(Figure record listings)

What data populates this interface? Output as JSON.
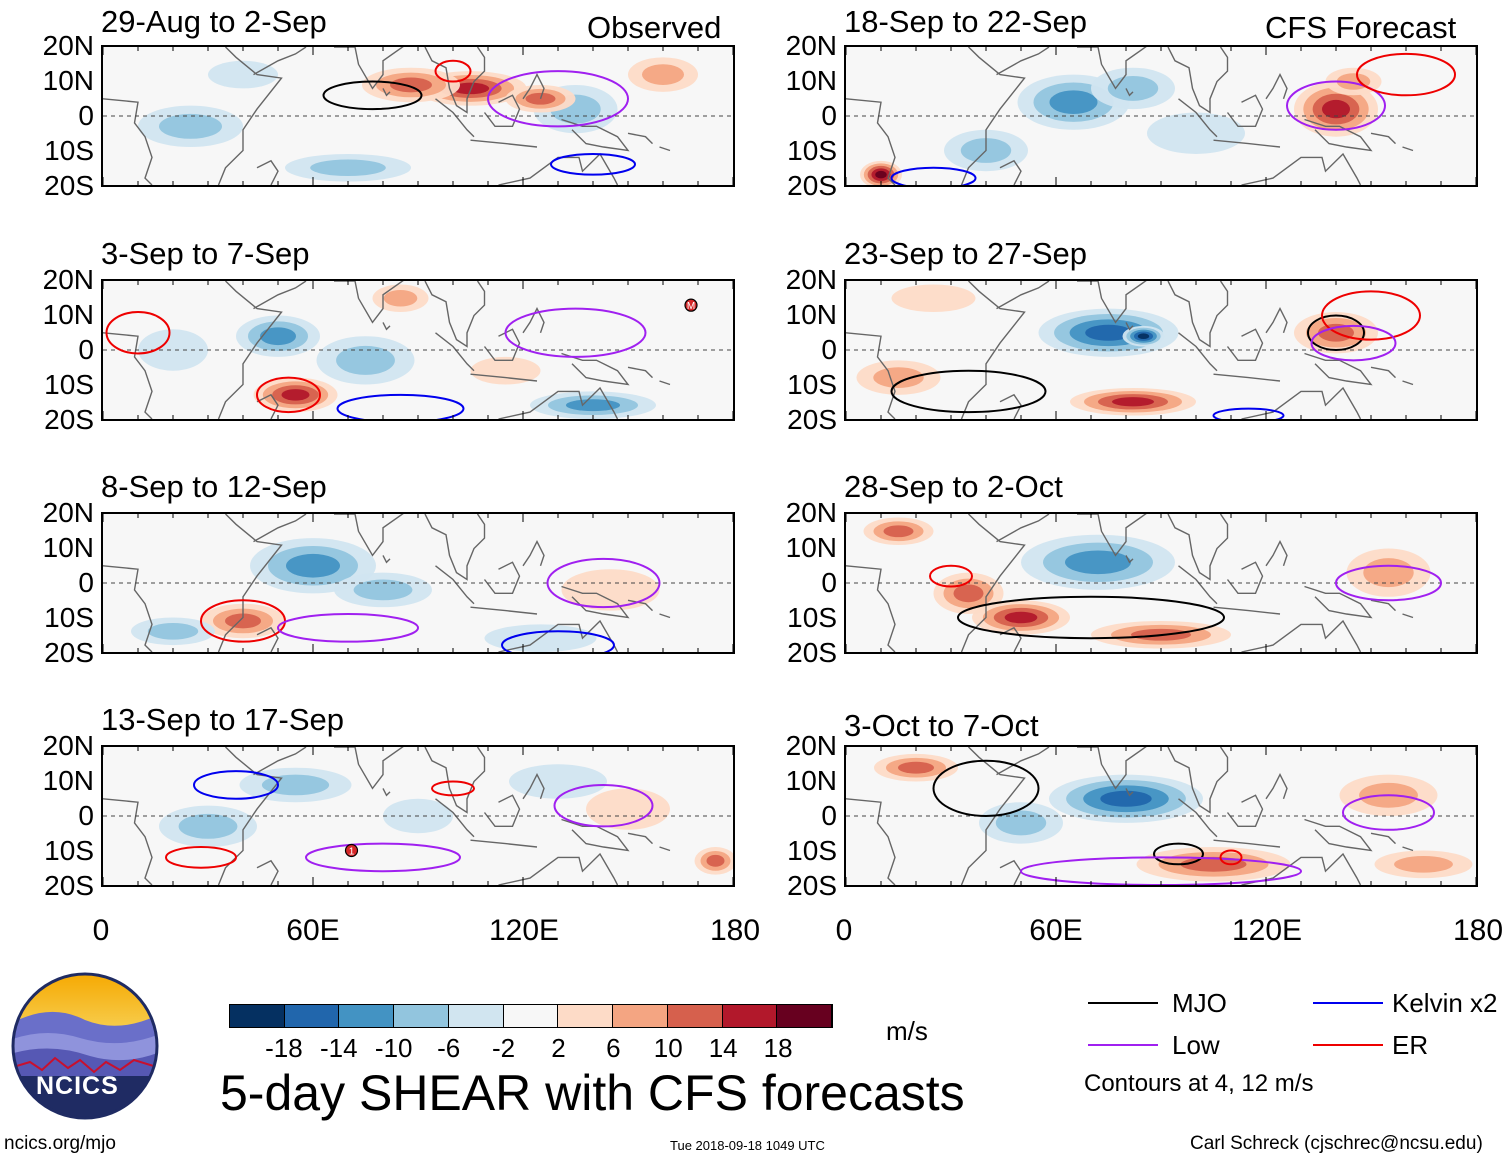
{
  "header": {
    "observed_label": "Observed",
    "forecast_label": "CFS Forecast"
  },
  "chart_data": {
    "type": "heatmap",
    "variable": "5-day SHEAR",
    "units": "m/s",
    "lat_ticks": [
      "20N",
      "10N",
      "0",
      "10S",
      "20S"
    ],
    "lon_ticks": [
      "0",
      "60E",
      "120E",
      "180"
    ],
    "lon_range": [
      0,
      180
    ],
    "lat_range": [
      -20,
      20
    ],
    "panels": [
      {
        "id": "p1",
        "column": "Observed",
        "period": "29-Aug to 2-Sep",
        "blobs": [
          [
            105,
            8,
            16,
            5,
            14
          ],
          [
            88,
            9,
            14,
            5,
            10
          ],
          [
            135,
            2,
            12,
            7,
            -6
          ],
          [
            25,
            -3,
            15,
            6,
            -6
          ],
          [
            70,
            -15,
            18,
            4,
            -8
          ],
          [
            40,
            12,
            10,
            4,
            -4
          ],
          [
            160,
            12,
            10,
            5,
            8
          ],
          [
            125,
            5,
            10,
            4,
            10
          ]
        ],
        "contours": [
          {
            "kind": "MJO",
            "lon": 77,
            "lat": 6,
            "rlon": 14,
            "rlat": 4
          },
          {
            "kind": "Low",
            "lon": 130,
            "lat": 5,
            "rlon": 20,
            "rlat": 8
          },
          {
            "kind": "ER",
            "lon": 100,
            "lat": 13,
            "rlon": 5,
            "rlat": 3
          },
          {
            "kind": "Kelvin",
            "lon": 140,
            "lat": -14,
            "rlon": 12,
            "rlat": 3
          }
        ]
      },
      {
        "id": "p2",
        "column": "CFS Forecast",
        "period": "18-Sep to 22-Sep",
        "blobs": [
          [
            65,
            4,
            16,
            8,
            -12
          ],
          [
            82,
            8,
            12,
            6,
            -8
          ],
          [
            140,
            2,
            12,
            8,
            14
          ],
          [
            10,
            -17,
            6,
            4,
            18
          ],
          [
            145,
            10,
            8,
            4,
            6
          ],
          [
            100,
            -5,
            14,
            6,
            -4
          ],
          [
            40,
            -10,
            12,
            6,
            -6
          ]
        ],
        "contours": [
          {
            "kind": "Low",
            "lon": 140,
            "lat": 3,
            "rlon": 14,
            "rlat": 7
          },
          {
            "kind": "ER",
            "lon": 160,
            "lat": 12,
            "rlon": 14,
            "rlat": 6
          },
          {
            "kind": "Kelvin",
            "lon": 25,
            "lat": -18,
            "rlon": 12,
            "rlat": 3
          }
        ]
      },
      {
        "id": "p3",
        "column": "Observed",
        "period": "3-Sep to 7-Sep",
        "blobs": [
          [
            50,
            4,
            12,
            6,
            -10
          ],
          [
            55,
            -13,
            12,
            5,
            14
          ],
          [
            140,
            -16,
            18,
            4,
            -10
          ],
          [
            75,
            -3,
            14,
            7,
            -6
          ],
          [
            85,
            15,
            8,
            4,
            6
          ],
          [
            20,
            0,
            10,
            6,
            -4
          ],
          [
            115,
            -6,
            10,
            4,
            4
          ]
        ],
        "contours": [
          {
            "kind": "Low",
            "lon": 135,
            "lat": 5,
            "rlon": 20,
            "rlat": 7
          },
          {
            "kind": "ER",
            "lon": 53,
            "lat": -13,
            "rlon": 9,
            "rlat": 5
          },
          {
            "kind": "ER",
            "lon": 10,
            "lat": 5,
            "rlon": 9,
            "rlat": 6
          },
          {
            "kind": "Kelvin",
            "lon": 85,
            "lat": -17,
            "rlon": 18,
            "rlat": 4
          }
        ]
      },
      {
        "id": "p4",
        "column": "CFS Forecast",
        "period": "23-Sep to 27-Sep",
        "blobs": [
          [
            75,
            5,
            20,
            7,
            -14
          ],
          [
            85,
            4,
            6,
            3,
            -18
          ],
          [
            82,
            -15,
            18,
            4,
            14
          ],
          [
            140,
            5,
            12,
            6,
            10
          ],
          [
            15,
            -8,
            12,
            5,
            6
          ],
          [
            25,
            15,
            12,
            4,
            4
          ]
        ],
        "contours": [
          {
            "kind": "MJO",
            "lon": 140,
            "lat": 5,
            "rlon": 8,
            "rlat": 5
          },
          {
            "kind": "MJO",
            "lon": 35,
            "lat": -12,
            "rlon": 22,
            "rlat": 6
          },
          {
            "kind": "ER",
            "lon": 150,
            "lat": 10,
            "rlon": 14,
            "rlat": 7
          },
          {
            "kind": "Low",
            "lon": 145,
            "lat": 2,
            "rlon": 12,
            "rlat": 5
          },
          {
            "kind": "Kelvin",
            "lon": 115,
            "lat": -19,
            "rlon": 10,
            "rlat": 2
          }
        ]
      },
      {
        "id": "p5",
        "column": "Observed",
        "period": "8-Sep to 12-Sep",
        "blobs": [
          [
            60,
            5,
            18,
            8,
            -12
          ],
          [
            40,
            -11,
            12,
            5,
            10
          ],
          [
            125,
            -16,
            16,
            4,
            -4
          ],
          [
            145,
            -2,
            14,
            6,
            4
          ],
          [
            20,
            -14,
            12,
            4,
            -6
          ],
          [
            80,
            -2,
            14,
            5,
            -6
          ]
        ],
        "contours": [
          {
            "kind": "Low",
            "lon": 143,
            "lat": 0,
            "rlon": 16,
            "rlat": 7
          },
          {
            "kind": "ER",
            "lon": 40,
            "lat": -11,
            "rlon": 12,
            "rlat": 6
          },
          {
            "kind": "Low",
            "lon": 70,
            "lat": -13,
            "rlon": 20,
            "rlat": 4
          },
          {
            "kind": "Kelvin",
            "lon": 130,
            "lat": -18,
            "rlon": 16,
            "rlat": 4
          }
        ]
      },
      {
        "id": "p6",
        "column": "CFS Forecast",
        "period": "28-Sep to 2-Oct",
        "blobs": [
          [
            72,
            6,
            22,
            8,
            -12
          ],
          [
            50,
            -10,
            14,
            5,
            16
          ],
          [
            35,
            -3,
            10,
            6,
            12
          ],
          [
            155,
            3,
            12,
            7,
            8
          ],
          [
            15,
            15,
            10,
            4,
            10
          ],
          [
            90,
            -15,
            20,
            4,
            10
          ]
        ],
        "contours": [
          {
            "kind": "MJO",
            "lon": 70,
            "lat": -10,
            "rlon": 38,
            "rlat": 6
          },
          {
            "kind": "Low",
            "lon": 155,
            "lat": 0,
            "rlon": 15,
            "rlat": 5
          },
          {
            "kind": "ER",
            "lon": 30,
            "lat": 2,
            "rlon": 6,
            "rlat": 3
          }
        ]
      },
      {
        "id": "p7",
        "column": "Observed",
        "period": "13-Sep to 17-Sep",
        "blobs": [
          [
            55,
            9,
            16,
            5,
            -8
          ],
          [
            30,
            -3,
            14,
            6,
            -6
          ],
          [
            130,
            10,
            14,
            5,
            -4
          ],
          [
            175,
            -13,
            6,
            4,
            12
          ],
          [
            150,
            2,
            12,
            6,
            4
          ],
          [
            90,
            0,
            10,
            5,
            -4
          ]
        ],
        "contours": [
          {
            "kind": "Kelvin",
            "lon": 38,
            "lat": 9,
            "rlon": 12,
            "rlat": 4
          },
          {
            "kind": "Low",
            "lon": 143,
            "lat": 3,
            "rlon": 14,
            "rlat": 6
          },
          {
            "kind": "ER",
            "lon": 100,
            "lat": 8,
            "rlon": 6,
            "rlat": 2
          },
          {
            "kind": "ER",
            "lon": 28,
            "lat": -12,
            "rlon": 10,
            "rlat": 3
          },
          {
            "kind": "Low",
            "lon": 80,
            "lat": -12,
            "rlon": 22,
            "rlat": 4
          }
        ]
      },
      {
        "id": "p8",
        "column": "CFS Forecast",
        "period": "3-Oct to 7-Oct",
        "blobs": [
          [
            80,
            5,
            22,
            7,
            -14
          ],
          [
            105,
            -14,
            22,
            5,
            12
          ],
          [
            20,
            14,
            12,
            4,
            10
          ],
          [
            155,
            6,
            14,
            6,
            8
          ],
          [
            50,
            -2,
            12,
            6,
            -6
          ],
          [
            165,
            -14,
            14,
            4,
            6
          ]
        ],
        "contours": [
          {
            "kind": "MJO",
            "lon": 95,
            "lat": -11,
            "rlon": 7,
            "rlat": 3
          },
          {
            "kind": "MJO",
            "lon": 40,
            "lat": 8,
            "rlon": 15,
            "rlat": 8
          },
          {
            "kind": "Low",
            "lon": 155,
            "lat": 1,
            "rlon": 13,
            "rlat": 5
          },
          {
            "kind": "Low",
            "lon": 90,
            "lat": -16,
            "rlon": 40,
            "rlat": 4
          },
          {
            "kind": "ER",
            "lon": 110,
            "lat": -12,
            "rlon": 3,
            "rlat": 2
          }
        ]
      }
    ],
    "storm_markers": [
      {
        "panel": "p3",
        "label": "M",
        "lon": 168,
        "lat": 13
      },
      {
        "panel": "p7",
        "label": "1",
        "lon": 71,
        "lat": -10
      }
    ]
  },
  "colorbar": {
    "colors": [
      "#053061",
      "#2166ac",
      "#4393c3",
      "#92c5de",
      "#d1e5f0",
      "#f7f7f7",
      "#fddbc7",
      "#f4a582",
      "#d6604d",
      "#b2182b",
      "#67001f"
    ],
    "tick_labels": [
      "-18",
      "-14",
      "-10",
      "-6",
      "-2",
      "2",
      "6",
      "10",
      "14",
      "18"
    ],
    "units": "m/s"
  },
  "legend": {
    "items": [
      {
        "kind": "MJO",
        "label": "MJO",
        "color": "#000000"
      },
      {
        "kind": "Kelvin",
        "label": "Kelvin x2",
        "color": "#0000ee"
      },
      {
        "kind": "Low",
        "label": "Low",
        "color": "#a020f0"
      },
      {
        "kind": "ER",
        "label": "ER",
        "color": "#ee0000"
      }
    ],
    "note": "Contours at 4, 12 m/s"
  },
  "logo": {
    "text": "NCICS"
  },
  "title": "5-day SHEAR with CFS forecasts",
  "footer": {
    "url": "ncics.org/mjo",
    "timestamp": "Tue 2018-09-18 1049 UTC",
    "credit": "Carl Schreck (cjschrec@ncsu.edu)"
  }
}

TASK GOAL: Tally up the lines in the records containing the word "SHEAR", then give the count and nothing else.

SOLUTION BELOW: 2